Stated goal 1 — Can you update the records from their first line through the line that contains "panel-a-caption: (a) (217, 268, 232, 281)", replacing "computer" with "workstation" and leaving everything else as it is? Give back only those lines.

Passage given —
start
Hamilton - Richard Rodgers Theatre

The Ultimate Musical #Girlboss Playlist

Every woman has their favourite empowerment song – one they turn up loud in the car and belt in the shower. When hearing it, you feel like you can achieve all your goals after those few minutes of boogying and therein lies the power of a great #girlboss song.

Unsurprisingly, musical theatre delivers a huge list of songs that also celebrate resilient, strong women. As we near the end of what has truly been an unconventional year for the arts industry, these songs seem to resonate more than ever. 

So, in honour of all you remarkable artsy women out there, grab your BFF, a glass of wine, and your favourite slice of pie as we turn up the volume for The Ultimate #Girlboss Playlist!

“Defying Gravity” – ‘Wicked’

This Musical Theatre classic will ensure that nothing can bring you down! Arguably Idina Menzel’s signature song (besides a little Disney ditty we’ll address later), “Defying Gravity” serves as the first act finale of the musical ‘Wicked’. A favourite within the musical theatre community, this powerfully resonating song explores the importance of self-acceptance and following your own path.

Performed as a duet between Elphaba and Glinda as they bid their farewells to each other, “Defying Gravity” is the moment our green-skinned protagonist assumes the role of the Wicked Witch of the West. Elphaba takes charge of her destiny, deciding to ‘literally’ rise above the shackles of the Wizard’s power to liberate the animals of Oz. It is a rousing and triumphant melody befitting of any Broadway-themed playlist (not least a #girlboss one!)

 “I Say No” – ‘Heathers’

The musical ‘Heathers’ has quickly become a cult classic among theatre fans. While maintaining the dark comedy of the 1989 film, the musical amps up the levity with its catchy, humorous songs. One of its best, however, is also one of its most serious.

 “I Say No” was written for the 2018 West End production and stands as an integral part of the musical’s narrative. Protagonist Veronica finally comes to understand just how dangerous her boyfriend JD is and confronts  him. In firmly standing her ground and saying ‘no’, she aims to put an end to the traumatic series of murders  they have committed and covered up as suicide. The pain Veronica feels in ending the relationship is communicated beautifully through the lyrics. She doesn’t want to break up with JD, but she knows it is for the greater good of everyone, including herself. In sacrificing her relationship, Veronica becomes an empowered individual, one that is worth celebrating (with all the candy in the candy store).

'Heathers: The Musical' - BAMT
Brisbane Academy of Musical Theatre’s 2019 production of ‘Heathers: The Musical’.

“I Have Confidence” – ‘The Sound of Music’

One of the most important lessons a woman can learn is to believe in themselves. This is perfectly reflected in this uplifting tune from the seminal classic, ‘The Sound of Music’.
end
Task material —
start
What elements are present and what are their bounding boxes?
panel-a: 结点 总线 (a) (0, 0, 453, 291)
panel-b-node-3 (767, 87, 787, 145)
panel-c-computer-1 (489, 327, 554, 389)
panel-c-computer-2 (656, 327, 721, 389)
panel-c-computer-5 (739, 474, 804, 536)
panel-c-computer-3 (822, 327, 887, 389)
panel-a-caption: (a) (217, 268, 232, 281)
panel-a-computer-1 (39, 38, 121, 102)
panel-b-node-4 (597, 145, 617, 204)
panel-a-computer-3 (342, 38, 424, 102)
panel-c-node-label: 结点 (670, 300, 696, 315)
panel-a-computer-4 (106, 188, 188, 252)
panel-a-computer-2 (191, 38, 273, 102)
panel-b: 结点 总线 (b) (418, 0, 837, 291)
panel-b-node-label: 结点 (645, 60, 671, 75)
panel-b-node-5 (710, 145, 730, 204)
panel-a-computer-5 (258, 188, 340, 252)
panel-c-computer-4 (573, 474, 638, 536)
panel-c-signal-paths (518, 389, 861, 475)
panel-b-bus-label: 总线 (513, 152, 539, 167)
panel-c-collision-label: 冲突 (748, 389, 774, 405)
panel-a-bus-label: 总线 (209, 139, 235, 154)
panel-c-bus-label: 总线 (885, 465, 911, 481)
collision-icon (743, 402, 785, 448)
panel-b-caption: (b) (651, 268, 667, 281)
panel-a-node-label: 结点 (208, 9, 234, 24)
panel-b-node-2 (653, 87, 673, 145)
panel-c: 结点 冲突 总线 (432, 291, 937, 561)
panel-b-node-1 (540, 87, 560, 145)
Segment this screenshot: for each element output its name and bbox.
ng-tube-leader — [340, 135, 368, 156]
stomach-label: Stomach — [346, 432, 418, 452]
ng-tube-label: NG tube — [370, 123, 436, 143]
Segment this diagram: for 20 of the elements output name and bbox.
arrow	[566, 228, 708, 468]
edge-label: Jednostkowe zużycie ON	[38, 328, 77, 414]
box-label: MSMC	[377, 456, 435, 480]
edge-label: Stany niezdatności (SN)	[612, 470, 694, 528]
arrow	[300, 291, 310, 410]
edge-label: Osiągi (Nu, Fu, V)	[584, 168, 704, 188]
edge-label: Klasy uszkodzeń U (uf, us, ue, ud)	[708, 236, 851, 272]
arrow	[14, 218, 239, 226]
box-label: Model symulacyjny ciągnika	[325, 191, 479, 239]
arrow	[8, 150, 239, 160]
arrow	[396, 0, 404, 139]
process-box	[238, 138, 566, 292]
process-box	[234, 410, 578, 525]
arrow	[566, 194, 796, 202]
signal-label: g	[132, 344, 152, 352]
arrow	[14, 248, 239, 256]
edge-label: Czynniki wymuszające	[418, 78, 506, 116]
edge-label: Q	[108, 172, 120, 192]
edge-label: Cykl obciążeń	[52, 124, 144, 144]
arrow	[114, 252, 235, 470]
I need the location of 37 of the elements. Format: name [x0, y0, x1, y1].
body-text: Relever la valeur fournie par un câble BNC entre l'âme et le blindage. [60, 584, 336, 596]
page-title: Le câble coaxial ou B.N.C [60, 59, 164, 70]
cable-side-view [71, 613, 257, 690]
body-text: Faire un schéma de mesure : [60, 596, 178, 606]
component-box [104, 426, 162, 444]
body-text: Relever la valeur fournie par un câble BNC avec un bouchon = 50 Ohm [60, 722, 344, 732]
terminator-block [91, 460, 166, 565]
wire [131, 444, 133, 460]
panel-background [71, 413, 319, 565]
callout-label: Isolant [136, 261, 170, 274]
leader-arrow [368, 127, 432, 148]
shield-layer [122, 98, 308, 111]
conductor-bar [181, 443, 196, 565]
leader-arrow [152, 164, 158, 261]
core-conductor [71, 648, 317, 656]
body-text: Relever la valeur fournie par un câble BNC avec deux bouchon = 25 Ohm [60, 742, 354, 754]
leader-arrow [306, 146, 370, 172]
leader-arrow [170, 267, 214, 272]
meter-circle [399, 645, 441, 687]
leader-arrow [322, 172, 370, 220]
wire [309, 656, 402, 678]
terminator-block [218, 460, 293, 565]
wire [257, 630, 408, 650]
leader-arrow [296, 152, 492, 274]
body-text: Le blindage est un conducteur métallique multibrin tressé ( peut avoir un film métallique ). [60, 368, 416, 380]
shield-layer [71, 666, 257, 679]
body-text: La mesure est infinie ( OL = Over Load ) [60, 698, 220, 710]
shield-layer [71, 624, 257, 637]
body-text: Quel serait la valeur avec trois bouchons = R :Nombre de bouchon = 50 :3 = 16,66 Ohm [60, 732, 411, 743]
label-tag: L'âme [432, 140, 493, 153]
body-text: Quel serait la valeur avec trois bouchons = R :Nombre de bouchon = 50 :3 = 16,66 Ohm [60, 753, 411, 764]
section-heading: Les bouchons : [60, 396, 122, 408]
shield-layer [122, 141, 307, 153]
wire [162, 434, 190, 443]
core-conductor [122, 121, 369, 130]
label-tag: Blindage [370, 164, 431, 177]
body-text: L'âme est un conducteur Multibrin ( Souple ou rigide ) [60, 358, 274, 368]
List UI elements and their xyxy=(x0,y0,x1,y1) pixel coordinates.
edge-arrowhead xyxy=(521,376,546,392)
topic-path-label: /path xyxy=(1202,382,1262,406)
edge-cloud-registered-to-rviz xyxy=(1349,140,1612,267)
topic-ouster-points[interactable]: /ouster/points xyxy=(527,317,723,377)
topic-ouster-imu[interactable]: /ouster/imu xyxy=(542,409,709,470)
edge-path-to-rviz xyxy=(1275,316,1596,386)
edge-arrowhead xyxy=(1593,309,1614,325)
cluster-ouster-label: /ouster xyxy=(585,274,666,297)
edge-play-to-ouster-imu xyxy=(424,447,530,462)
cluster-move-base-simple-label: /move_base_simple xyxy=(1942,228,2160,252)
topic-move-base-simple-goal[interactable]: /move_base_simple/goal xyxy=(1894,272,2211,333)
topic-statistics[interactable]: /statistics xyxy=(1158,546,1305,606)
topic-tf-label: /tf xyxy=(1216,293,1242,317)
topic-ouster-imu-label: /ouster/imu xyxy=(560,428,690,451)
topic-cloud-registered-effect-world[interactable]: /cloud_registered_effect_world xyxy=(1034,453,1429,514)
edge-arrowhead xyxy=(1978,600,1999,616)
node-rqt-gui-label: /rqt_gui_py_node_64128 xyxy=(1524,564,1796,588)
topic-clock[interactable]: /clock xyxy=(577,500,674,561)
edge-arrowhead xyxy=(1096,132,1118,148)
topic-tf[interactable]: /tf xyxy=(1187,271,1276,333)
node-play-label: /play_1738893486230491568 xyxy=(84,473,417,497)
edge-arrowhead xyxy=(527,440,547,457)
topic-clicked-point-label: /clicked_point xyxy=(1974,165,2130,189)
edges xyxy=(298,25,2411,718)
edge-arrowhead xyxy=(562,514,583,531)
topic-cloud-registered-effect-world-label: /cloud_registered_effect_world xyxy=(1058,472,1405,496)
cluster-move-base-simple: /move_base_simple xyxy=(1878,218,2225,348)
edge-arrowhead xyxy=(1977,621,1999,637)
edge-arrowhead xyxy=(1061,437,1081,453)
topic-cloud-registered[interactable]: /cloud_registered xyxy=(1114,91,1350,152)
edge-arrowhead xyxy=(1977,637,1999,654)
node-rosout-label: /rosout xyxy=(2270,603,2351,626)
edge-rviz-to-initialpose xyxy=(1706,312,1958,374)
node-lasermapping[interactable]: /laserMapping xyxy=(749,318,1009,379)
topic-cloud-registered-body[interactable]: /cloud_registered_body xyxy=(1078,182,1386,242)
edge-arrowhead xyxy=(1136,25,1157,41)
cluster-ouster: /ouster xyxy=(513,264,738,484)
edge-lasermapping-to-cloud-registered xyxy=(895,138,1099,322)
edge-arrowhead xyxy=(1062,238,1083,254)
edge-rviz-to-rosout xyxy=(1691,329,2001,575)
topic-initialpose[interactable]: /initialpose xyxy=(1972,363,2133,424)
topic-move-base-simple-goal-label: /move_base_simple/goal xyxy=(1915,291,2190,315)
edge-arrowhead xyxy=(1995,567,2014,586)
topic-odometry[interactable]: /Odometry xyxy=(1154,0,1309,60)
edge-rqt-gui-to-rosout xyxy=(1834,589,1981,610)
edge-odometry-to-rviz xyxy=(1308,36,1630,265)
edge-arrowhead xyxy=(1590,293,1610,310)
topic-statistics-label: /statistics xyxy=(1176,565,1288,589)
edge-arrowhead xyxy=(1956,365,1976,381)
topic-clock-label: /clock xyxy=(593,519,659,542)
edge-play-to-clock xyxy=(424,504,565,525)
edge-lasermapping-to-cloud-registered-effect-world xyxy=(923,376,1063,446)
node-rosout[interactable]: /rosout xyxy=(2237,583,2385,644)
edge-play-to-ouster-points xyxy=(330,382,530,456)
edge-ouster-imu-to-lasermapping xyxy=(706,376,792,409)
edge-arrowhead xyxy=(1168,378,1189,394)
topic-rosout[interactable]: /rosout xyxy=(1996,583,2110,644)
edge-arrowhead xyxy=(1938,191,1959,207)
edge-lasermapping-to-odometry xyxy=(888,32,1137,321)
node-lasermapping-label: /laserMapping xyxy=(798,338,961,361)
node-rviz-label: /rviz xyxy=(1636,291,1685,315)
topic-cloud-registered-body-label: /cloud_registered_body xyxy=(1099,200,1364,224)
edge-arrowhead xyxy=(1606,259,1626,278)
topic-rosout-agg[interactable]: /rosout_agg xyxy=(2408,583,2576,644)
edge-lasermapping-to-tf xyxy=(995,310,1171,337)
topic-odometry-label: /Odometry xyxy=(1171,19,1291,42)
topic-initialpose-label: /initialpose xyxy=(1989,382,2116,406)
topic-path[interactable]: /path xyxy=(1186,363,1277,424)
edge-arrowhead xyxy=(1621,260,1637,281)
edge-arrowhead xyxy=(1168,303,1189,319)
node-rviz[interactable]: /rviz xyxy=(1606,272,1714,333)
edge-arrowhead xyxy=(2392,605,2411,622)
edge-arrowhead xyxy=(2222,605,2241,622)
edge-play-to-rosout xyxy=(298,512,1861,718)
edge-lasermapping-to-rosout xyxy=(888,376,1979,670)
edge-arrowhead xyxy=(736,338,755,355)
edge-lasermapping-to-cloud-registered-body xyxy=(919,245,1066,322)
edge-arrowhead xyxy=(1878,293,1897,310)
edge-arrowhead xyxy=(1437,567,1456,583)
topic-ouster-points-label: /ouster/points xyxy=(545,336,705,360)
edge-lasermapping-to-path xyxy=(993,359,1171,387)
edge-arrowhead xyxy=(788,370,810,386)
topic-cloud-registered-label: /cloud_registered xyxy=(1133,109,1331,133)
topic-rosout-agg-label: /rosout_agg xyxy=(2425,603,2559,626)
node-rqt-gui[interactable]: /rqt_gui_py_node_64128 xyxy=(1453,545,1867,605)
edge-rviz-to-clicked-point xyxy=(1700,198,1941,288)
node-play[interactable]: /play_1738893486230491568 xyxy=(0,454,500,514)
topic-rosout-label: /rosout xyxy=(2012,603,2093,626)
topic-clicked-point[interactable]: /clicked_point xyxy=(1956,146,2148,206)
end
Stated goal 2 — Could you continue the article on the musical theatre #girlboss playlist from where it stops?

Expected answer 1 —
What elements are present and what are their bounding boxes?
panel-a: 结点 总线 (a) (0, 0, 453, 291)
panel-b-node-3 (767, 87, 787, 145)
panel-c-workstation-1 (489, 327, 554, 389)
panel-c-workstation-2 (656, 327, 721, 389)
panel-c-workstation-5 (739, 474, 804, 536)
panel-c-workstation-3 (822, 327, 887, 389)
panel-a-caption: (a) (217, 268, 232, 281)

Expected answer 2 —
As Maria prepares to commence her governess duties of the Von Trapp children, she is plagued with thoughts of self-doubt. The song acts as an internal monologue of sorts, whereby Maria argues with herself about her capabilities. Ultimately she resolves her anxiety by finding that she has confidence within herself! For anyone struggling with anxiety or self-doubt, this uplifting song can offer a great little confidence boost (no pun intended). Turn it up and embrace your inner Maria!

 “The Schuyler Sisters” – ‘Hamilton’

“You want a revolution? I want a revelation!”

A pinnacle of #girlboss musical anthems, this Destiny’s Child-inspired number from ‘Hamilton’ never fails to rouse your spirits. Sang by the eponymous Schuyler sisters, Angelica, Eliza, and (of course) Peggy, the lyrics express their desire for female representation within both the Constitution and American society. As far as character introductory songs go, this is by far one of the catchiest and most poignant. Work!

Hamilton - Richard Rodgers Theatre
Phillipa Soo, Renée Elise Goldsberry, and Jasmine Cephas Jones in ‘Hamilton’. (Photography Joan Marcus)

“Naughty” – ‘Matilda’

Taking matters into your own hands works for both the young and the young at heart. Well, that’s what a young Matilda Wormwood establishes during the mischievously fun song, “Naughty”.

Tired of being mistreated by her family, particularly by her father Harry, Matilda swaps his hair oil for hydrogen peroxide. She admits that the act is a ‘naughty’ one, but sometimes you have to be to set things right. This playful number reinforces the notion that taking initiative is imperative in many situations – a key lesson for every #girlboss out there.

 “Astonishing” – ‘Little Women’

“Astonishing”, similar to “Defying Gravity”, serves as the closing number of the first act of ‘Little Women’. Protagonist, Jo March is a young woman ahead of her time who aspires to be a novelist. She has no desire to settle for the norm of married life, instead wishing to fulfil her potential in a man’s world.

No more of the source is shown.